Reproduce the data exactly and drop any pictures it holds.

[Items from a figure collection]
◆ ◆ ◆

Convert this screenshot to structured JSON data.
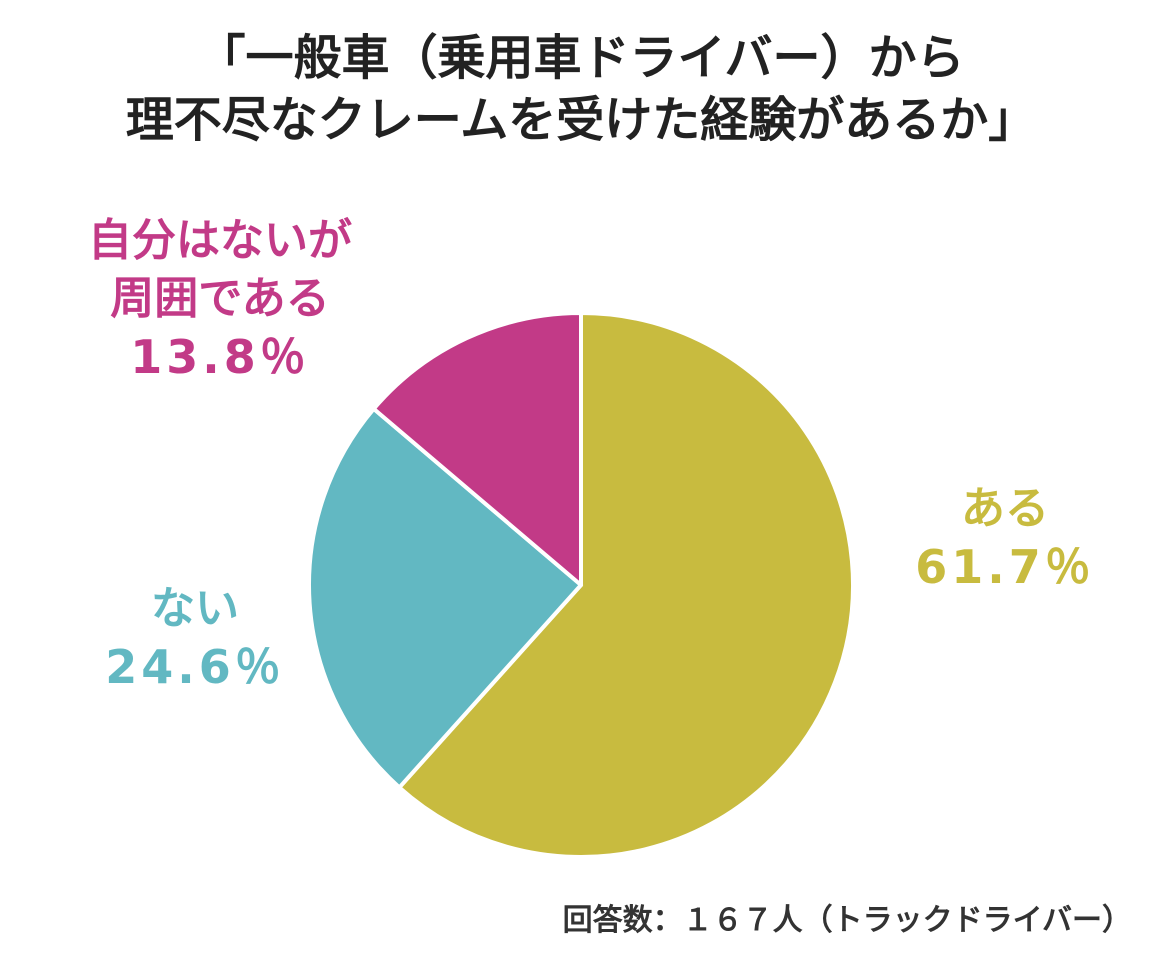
{
  "chart_data": {
    "type": "pie",
    "title_lines": [
      "「一般車（乗用車ドライバー）から",
      "理不尽なクレームを受けた経験があるか」"
    ],
    "slices": [
      {
        "label_lines": [
          "ある"
        ],
        "value": 61.7,
        "value_text": "61.7％",
        "color": "#c8bb3f"
      },
      {
        "label_lines": [
          "ない"
        ],
        "value": 24.6,
        "value_text": "24.6％",
        "color": "#62b8c2"
      },
      {
        "label_lines": [
          "自分はないが",
          "周囲である"
        ],
        "value": 13.8,
        "value_text": "13.8％",
        "color": "#c23a87"
      }
    ],
    "start_angle": "12 o'clock",
    "direction": "clockwise",
    "note": "回答数：１６７人（トラックドライバー）"
  }
}
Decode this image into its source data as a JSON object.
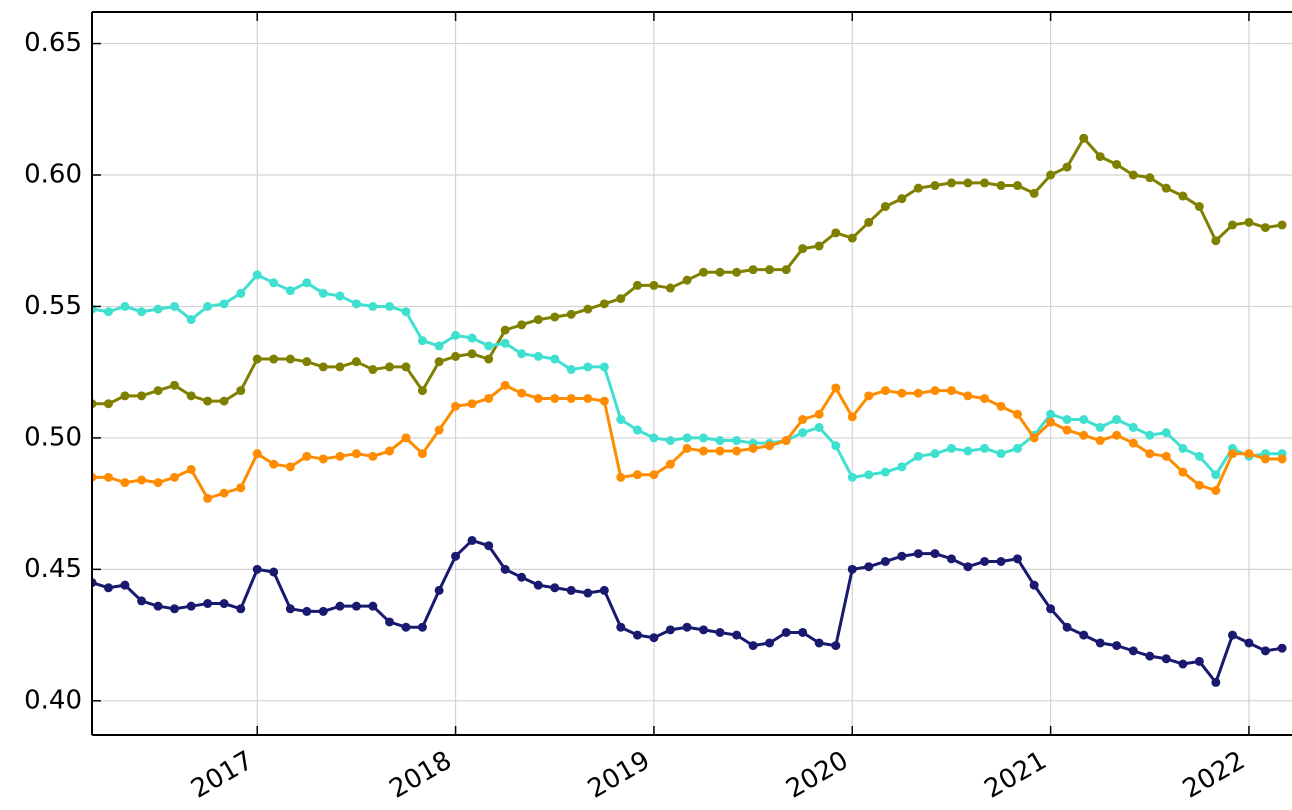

◆ ◆ ◆

--- Exercise result ---
Convert this screenshot to structured JSON data.
{
  "chart_data": {
    "type": "pie",
    "title_lines": [
      "「一般車（乗用車ドライバー）から",
      "理不尽なクレームを受けた経験があるか」"
    ],
    "slices": [
      {
        "label_lines": [
          "ある"
        ],
        "value": 61.7,
        "value_text": "61.7％",
        "color": "#c8bb3f"
      },
      {
        "label_lines": [
          "ない"
        ],
        "value": 24.6,
        "value_text": "24.6％",
        "color": "#62b8c2"
      },
      {
        "label_lines": [
          "自分はないが",
          "周囲である"
        ],
        "value": 13.8,
        "value_text": "13.8％",
        "color": "#c23a87"
      }
    ],
    "start_angle": "12 o'clock",
    "direction": "clockwise",
    "note": "回答数：１６７人（トラックドライバー）"
  }
}
Decode this image into its source data as a JSON object.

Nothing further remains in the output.